[TASK REQUIREMENTS] Would you return the complete listing below word for word?

[ITEMS]
___

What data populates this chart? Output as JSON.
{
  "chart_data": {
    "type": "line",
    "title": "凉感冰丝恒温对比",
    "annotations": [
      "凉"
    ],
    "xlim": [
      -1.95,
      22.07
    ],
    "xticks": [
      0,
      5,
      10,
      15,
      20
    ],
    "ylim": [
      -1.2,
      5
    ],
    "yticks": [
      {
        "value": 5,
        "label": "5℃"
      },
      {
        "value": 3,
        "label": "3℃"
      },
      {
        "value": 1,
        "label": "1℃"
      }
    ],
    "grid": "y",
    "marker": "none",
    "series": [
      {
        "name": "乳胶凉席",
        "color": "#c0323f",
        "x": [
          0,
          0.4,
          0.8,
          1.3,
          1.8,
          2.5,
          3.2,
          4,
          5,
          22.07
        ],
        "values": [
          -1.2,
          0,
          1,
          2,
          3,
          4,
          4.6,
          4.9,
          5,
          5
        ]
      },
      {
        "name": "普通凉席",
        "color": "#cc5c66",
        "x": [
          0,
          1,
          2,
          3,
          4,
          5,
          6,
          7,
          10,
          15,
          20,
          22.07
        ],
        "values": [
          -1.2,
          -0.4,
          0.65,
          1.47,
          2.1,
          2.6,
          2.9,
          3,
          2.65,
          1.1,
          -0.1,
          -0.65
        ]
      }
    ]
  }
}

___

[REPLY TO THE TASK]
What data populates this chart? Output as JSON.
{
  "chart_data": {
    "type": "line",
    "title": "凉感冰丝恒温对比",
    "annotations": [
      "凉"
    ],
    "xlim": [
      -1.95,
      22.07
    ],
    "xticks": [
      0,
      5,
      10,
      15,
      20
    ],
    "ylim": [
      -1.2,
      5
    ],
    "yticks": [
      {
        "value": 5,
        "label": "5℃"
      },
      {
        "value": 3,
        "label": "3℃"
      },
      {
        "value": 1,
        "label": "1℃"
      }
    ],
    "grid": "y",
    "marker": "none",
    "series": [
      {
        "name": "乳胶凉席",
        "color": "#c0323f",
        "x": [
          0,
          0.4,
          0.8,
          1.3,
          1.8,
          2.5,
          3.2,
          4,
          5,
          22.07
        ],
        "values": [
          -1.2,
          0,
          1,
          2,
          3,
          4,
          4.6,
          4.9,
          5,
          5
        ]
      },
      {
        "name": "普通凉席",
        "color": "#cc5c66",
        "x": [
          0,
          1,
          2,
          3,
          4,
          5,
          6,
          7,
          10,
          15,
          20,
          22.07
        ],
        "values": [
          -1.2,
          -0.4,
          0.65,
          1.47,
          2.1,
          2.6,
          2.9,
          3,
          2.65,
          1.1,
          -0.1,
          -0.65
        ]
      }
    ]
  }
}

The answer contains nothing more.